» Task material
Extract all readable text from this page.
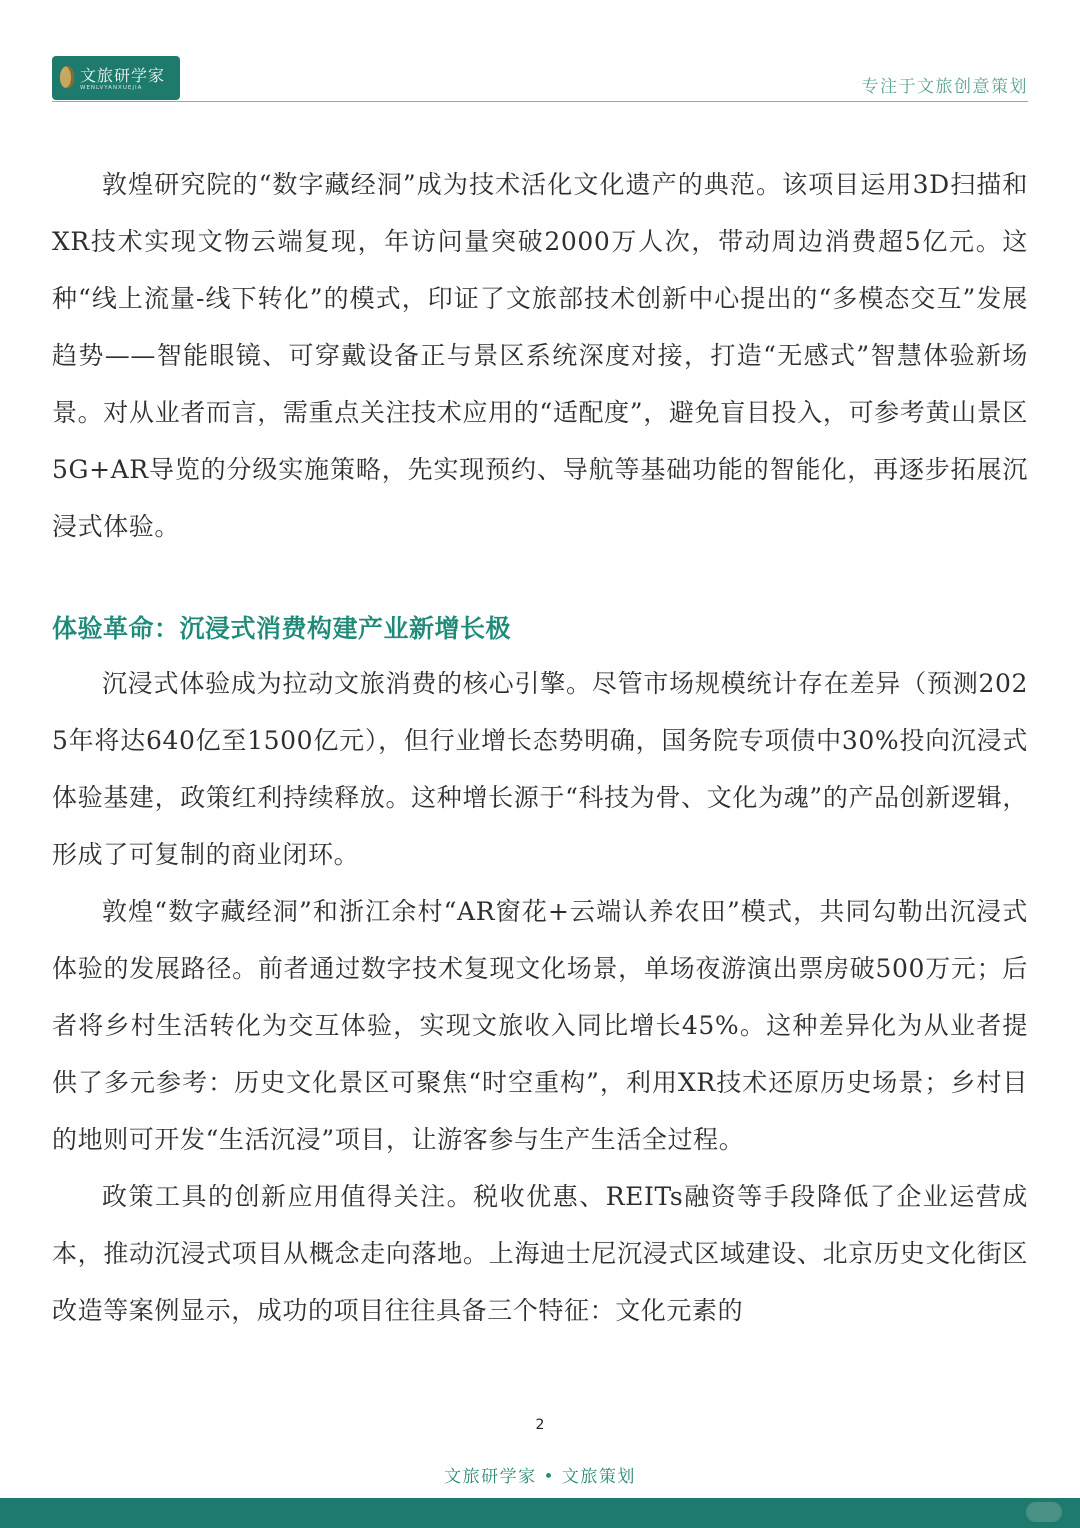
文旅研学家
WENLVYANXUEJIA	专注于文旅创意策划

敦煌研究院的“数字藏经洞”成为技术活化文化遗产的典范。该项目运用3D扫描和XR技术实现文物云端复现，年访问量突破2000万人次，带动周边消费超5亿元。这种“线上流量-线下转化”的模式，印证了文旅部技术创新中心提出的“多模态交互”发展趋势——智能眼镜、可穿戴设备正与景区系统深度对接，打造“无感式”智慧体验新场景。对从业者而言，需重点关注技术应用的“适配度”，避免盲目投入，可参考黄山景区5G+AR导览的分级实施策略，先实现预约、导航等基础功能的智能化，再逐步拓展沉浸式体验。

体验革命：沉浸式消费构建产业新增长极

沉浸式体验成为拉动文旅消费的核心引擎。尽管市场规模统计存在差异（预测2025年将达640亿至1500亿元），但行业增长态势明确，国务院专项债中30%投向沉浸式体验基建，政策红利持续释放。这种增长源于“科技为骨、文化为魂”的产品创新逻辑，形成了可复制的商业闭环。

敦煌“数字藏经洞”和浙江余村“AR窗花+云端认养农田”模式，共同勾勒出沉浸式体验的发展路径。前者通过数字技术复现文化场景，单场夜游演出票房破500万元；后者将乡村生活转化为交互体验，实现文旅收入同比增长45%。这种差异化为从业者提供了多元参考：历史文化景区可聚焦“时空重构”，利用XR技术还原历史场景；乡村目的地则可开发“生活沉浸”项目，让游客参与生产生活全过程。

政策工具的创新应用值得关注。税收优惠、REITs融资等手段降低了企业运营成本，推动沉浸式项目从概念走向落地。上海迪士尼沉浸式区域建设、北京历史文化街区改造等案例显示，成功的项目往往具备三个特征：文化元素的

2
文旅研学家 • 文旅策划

--

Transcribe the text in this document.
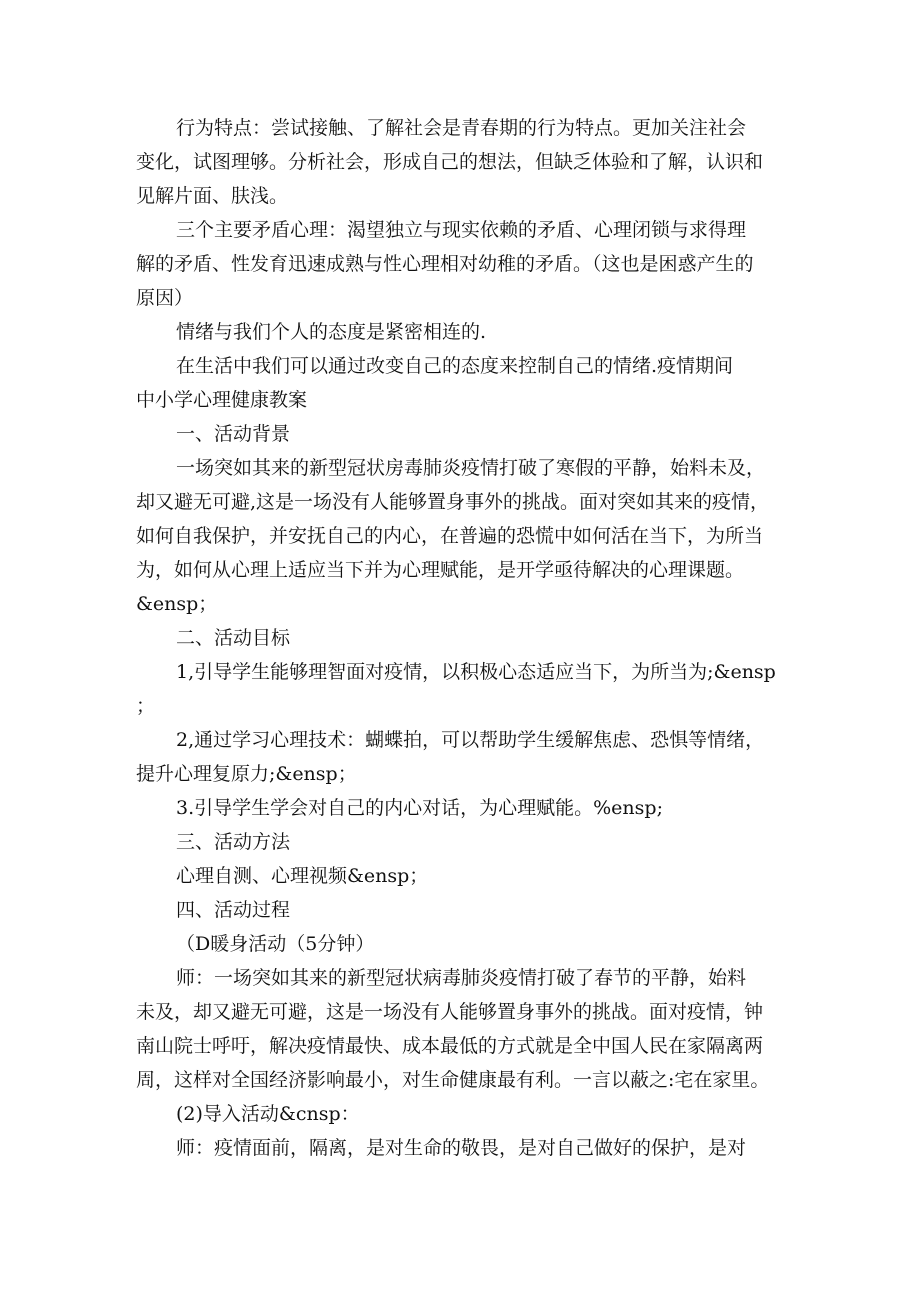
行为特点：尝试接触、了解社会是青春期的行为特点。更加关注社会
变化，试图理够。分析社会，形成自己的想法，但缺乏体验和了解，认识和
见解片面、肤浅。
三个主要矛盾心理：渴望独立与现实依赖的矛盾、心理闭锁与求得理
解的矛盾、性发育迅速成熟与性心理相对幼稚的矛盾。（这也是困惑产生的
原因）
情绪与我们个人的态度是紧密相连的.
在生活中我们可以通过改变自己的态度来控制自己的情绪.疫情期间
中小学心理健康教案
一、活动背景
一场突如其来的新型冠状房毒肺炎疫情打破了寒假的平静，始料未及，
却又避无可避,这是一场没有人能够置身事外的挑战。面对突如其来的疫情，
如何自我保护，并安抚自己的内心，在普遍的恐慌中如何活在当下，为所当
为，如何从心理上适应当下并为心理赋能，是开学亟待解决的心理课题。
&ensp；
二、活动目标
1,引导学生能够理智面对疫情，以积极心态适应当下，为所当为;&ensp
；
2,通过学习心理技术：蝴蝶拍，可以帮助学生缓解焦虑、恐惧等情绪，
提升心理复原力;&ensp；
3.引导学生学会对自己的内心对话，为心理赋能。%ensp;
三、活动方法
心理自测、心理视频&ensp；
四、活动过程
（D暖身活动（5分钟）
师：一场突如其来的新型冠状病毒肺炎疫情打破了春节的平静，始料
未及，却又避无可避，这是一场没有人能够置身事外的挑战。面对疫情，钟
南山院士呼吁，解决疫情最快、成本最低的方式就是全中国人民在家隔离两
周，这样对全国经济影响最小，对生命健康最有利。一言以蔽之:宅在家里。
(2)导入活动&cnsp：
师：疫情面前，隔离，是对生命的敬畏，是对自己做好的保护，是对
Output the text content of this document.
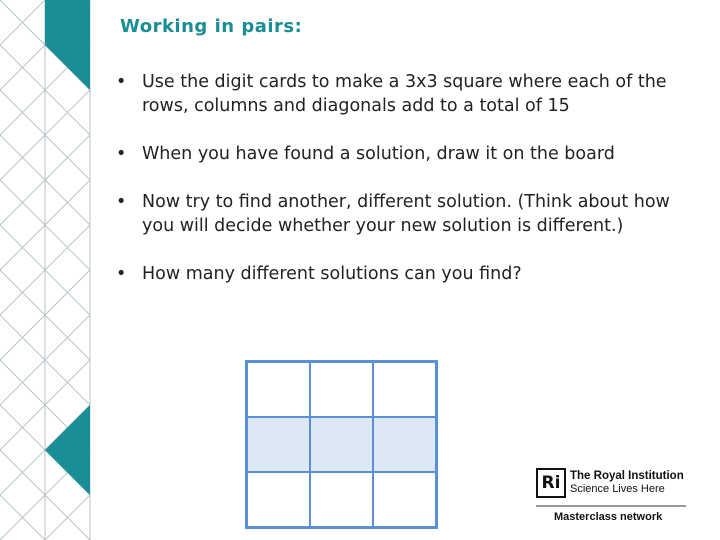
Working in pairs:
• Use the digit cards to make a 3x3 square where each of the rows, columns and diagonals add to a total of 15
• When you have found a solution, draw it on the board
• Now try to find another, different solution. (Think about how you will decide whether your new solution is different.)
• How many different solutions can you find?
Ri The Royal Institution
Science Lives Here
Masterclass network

...

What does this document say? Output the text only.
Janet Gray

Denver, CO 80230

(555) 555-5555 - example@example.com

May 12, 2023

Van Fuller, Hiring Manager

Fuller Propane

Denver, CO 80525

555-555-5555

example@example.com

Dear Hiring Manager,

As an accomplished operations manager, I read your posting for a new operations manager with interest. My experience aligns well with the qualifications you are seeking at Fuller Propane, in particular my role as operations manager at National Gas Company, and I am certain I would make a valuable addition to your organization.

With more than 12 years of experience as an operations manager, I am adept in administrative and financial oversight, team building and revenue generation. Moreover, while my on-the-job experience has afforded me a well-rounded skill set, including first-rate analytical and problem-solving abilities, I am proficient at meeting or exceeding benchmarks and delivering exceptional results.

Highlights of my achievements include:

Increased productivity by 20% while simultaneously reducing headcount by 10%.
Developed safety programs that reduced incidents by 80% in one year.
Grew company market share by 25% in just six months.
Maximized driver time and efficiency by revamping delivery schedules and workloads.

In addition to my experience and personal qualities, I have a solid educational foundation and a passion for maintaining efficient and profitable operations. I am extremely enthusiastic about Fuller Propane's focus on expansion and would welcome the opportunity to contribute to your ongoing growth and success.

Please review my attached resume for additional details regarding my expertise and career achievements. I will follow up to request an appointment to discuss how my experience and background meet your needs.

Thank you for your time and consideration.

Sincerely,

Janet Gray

» Problem to solve
Look through the entries and find each line that has the string "achievements". Copy those lines.

» Reply
Highlights of my achievements include:
Please review my attached resume for additional details regarding my expertise and career achievements. I will follow up to request an appointment to discuss how my experience and background meet your needs.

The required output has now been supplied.